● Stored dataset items
════════════════════
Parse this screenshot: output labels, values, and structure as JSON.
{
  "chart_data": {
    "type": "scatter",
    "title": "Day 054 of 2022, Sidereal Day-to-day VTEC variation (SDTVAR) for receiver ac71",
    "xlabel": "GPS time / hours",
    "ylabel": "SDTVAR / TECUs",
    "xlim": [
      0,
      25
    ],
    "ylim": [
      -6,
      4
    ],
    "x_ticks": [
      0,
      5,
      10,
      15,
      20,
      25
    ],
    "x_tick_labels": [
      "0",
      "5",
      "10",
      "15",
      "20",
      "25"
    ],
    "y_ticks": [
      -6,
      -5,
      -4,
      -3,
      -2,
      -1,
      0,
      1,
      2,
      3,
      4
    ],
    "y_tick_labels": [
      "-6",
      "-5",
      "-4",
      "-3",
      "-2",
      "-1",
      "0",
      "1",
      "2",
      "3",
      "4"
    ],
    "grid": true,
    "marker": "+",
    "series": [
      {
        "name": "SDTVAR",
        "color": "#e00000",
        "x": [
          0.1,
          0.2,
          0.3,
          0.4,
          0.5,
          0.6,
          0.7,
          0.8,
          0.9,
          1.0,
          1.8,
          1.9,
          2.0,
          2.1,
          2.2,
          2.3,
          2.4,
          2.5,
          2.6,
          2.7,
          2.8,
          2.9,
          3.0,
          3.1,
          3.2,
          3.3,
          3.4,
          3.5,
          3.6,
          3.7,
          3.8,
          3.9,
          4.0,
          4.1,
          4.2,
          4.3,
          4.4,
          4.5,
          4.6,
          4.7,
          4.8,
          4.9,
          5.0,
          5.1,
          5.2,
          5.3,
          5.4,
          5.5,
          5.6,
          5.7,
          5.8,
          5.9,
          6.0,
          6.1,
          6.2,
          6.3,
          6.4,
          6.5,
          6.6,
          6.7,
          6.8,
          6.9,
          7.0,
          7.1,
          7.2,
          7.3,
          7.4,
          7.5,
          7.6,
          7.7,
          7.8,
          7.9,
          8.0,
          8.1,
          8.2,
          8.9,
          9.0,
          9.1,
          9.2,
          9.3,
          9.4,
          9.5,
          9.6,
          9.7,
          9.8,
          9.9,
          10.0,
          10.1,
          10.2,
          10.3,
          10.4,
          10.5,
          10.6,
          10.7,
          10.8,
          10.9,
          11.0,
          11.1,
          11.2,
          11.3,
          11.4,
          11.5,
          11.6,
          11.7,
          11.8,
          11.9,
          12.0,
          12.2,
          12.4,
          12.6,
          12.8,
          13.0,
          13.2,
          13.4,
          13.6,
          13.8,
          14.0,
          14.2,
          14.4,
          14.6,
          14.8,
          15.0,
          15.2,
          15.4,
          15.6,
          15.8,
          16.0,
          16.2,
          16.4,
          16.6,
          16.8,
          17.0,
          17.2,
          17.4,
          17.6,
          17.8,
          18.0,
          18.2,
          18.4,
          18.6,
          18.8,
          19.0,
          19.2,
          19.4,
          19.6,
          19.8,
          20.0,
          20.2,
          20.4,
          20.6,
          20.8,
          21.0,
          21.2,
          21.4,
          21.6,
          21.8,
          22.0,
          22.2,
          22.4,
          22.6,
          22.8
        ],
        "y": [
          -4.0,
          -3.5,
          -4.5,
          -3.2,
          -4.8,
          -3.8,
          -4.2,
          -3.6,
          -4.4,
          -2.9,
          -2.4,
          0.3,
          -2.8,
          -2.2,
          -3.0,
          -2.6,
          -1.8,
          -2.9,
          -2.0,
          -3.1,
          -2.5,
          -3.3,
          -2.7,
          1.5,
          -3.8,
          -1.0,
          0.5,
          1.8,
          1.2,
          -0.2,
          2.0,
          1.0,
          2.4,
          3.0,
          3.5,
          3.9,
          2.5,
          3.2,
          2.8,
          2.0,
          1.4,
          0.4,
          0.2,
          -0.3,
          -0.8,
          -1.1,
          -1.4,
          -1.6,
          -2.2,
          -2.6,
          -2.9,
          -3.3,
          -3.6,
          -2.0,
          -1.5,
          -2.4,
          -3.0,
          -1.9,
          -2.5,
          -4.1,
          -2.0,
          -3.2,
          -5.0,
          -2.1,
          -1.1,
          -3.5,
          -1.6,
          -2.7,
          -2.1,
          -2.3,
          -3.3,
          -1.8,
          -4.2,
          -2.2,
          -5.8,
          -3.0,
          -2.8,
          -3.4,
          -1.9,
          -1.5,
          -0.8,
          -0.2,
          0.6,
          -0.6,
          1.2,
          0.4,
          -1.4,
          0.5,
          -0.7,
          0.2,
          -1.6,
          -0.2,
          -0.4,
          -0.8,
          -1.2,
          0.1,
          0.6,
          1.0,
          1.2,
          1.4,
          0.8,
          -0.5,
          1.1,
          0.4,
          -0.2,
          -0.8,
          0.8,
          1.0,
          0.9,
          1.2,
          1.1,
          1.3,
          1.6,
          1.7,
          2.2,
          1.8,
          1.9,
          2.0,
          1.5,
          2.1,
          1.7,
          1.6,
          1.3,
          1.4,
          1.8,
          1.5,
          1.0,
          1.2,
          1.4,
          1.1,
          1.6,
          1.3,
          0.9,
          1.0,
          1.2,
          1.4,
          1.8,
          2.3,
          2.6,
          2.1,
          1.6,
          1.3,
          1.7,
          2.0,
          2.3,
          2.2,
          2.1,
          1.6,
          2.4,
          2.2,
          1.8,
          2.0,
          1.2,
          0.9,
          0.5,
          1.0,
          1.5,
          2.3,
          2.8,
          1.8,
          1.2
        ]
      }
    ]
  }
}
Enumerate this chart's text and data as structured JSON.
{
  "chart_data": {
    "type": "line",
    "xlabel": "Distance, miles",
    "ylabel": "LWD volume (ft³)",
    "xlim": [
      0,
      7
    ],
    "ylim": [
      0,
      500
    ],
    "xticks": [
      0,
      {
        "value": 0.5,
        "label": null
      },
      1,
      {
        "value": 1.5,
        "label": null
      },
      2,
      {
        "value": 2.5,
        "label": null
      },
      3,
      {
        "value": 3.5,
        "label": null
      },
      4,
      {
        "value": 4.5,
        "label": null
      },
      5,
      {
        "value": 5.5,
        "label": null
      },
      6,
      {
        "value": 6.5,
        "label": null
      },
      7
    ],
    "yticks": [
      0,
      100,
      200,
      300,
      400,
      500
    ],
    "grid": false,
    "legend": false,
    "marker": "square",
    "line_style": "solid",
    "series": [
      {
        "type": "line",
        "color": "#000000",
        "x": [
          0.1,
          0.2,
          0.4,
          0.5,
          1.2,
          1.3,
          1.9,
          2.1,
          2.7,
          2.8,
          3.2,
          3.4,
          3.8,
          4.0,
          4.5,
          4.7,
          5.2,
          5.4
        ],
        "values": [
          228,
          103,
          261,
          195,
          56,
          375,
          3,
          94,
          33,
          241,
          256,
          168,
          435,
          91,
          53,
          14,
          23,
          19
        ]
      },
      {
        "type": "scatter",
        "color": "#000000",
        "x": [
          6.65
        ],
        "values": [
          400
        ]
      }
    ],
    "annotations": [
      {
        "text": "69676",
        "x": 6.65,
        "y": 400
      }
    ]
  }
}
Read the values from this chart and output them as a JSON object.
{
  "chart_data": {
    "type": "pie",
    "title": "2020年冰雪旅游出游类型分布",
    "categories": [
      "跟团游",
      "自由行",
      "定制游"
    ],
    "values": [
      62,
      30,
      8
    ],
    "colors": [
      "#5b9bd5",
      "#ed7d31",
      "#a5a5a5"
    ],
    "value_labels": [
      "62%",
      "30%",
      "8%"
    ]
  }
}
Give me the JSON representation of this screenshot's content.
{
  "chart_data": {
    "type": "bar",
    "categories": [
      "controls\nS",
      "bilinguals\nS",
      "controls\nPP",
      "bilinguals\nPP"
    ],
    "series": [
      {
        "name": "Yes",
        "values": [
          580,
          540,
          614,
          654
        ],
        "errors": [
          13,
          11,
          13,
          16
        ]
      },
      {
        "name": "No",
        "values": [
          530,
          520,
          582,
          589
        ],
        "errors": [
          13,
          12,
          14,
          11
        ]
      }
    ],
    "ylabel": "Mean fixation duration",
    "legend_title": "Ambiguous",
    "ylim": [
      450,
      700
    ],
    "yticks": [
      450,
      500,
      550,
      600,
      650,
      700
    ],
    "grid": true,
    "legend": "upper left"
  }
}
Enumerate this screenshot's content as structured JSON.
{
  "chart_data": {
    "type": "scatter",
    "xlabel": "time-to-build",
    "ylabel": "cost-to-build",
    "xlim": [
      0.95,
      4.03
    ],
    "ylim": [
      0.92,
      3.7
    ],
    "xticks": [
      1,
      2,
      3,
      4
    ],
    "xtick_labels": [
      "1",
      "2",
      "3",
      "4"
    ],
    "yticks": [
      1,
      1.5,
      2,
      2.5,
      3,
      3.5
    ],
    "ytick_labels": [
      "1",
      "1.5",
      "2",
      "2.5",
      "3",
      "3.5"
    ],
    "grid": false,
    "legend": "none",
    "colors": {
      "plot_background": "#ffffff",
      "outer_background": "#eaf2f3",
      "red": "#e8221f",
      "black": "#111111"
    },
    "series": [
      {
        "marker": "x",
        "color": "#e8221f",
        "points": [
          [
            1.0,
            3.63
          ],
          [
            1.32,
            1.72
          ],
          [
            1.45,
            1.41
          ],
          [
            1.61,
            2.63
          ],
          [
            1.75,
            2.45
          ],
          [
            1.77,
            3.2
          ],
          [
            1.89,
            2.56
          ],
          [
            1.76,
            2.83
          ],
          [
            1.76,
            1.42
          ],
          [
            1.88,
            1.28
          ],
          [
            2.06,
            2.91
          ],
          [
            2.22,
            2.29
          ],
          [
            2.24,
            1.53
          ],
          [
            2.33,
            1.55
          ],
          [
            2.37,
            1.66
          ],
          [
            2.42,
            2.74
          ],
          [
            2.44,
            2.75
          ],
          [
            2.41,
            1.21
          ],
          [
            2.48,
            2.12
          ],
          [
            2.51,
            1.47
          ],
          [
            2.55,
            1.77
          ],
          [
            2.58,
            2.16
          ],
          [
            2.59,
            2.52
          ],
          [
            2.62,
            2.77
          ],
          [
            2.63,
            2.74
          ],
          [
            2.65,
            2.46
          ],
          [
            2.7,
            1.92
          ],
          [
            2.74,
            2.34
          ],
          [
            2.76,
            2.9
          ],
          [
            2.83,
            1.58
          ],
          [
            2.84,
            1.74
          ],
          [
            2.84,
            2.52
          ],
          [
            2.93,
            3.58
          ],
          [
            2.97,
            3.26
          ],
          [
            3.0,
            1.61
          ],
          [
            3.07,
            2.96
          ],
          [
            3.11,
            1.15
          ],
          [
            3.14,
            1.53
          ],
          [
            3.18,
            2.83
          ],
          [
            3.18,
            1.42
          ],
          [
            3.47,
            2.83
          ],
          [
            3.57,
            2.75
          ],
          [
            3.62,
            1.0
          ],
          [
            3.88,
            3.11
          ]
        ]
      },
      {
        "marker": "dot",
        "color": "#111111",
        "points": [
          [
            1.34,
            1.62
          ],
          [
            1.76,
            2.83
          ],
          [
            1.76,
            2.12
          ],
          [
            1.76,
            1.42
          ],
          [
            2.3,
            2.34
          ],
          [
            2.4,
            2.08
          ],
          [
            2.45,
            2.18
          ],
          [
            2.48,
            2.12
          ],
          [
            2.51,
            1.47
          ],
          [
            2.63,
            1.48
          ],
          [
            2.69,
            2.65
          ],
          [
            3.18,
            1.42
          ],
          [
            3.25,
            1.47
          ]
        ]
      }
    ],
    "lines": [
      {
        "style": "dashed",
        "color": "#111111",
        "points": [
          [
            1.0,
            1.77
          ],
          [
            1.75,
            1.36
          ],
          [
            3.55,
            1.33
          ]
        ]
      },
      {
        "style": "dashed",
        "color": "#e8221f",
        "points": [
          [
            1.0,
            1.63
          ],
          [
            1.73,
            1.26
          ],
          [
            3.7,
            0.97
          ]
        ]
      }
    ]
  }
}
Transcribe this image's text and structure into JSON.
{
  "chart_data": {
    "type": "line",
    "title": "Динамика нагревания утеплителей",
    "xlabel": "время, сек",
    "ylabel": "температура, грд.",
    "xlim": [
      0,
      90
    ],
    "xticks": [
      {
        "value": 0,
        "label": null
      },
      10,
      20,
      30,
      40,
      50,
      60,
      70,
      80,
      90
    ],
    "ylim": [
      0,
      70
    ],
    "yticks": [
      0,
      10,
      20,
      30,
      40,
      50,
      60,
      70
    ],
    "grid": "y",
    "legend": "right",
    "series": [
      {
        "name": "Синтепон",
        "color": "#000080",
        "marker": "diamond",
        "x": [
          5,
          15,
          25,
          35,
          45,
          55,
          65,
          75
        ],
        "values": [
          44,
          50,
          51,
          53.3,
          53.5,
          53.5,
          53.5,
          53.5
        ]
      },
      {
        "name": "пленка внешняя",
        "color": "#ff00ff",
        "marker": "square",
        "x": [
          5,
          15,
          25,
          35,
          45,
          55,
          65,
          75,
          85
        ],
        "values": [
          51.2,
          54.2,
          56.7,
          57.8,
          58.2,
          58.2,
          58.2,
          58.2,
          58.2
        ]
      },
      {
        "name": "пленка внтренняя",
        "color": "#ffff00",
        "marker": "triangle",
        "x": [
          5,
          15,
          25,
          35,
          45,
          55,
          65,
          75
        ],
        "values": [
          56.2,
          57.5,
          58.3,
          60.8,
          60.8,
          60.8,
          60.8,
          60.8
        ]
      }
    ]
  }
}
════════════════════
Answer only with how many lines in the records include "screenshot".

● CORRECT RESULT
3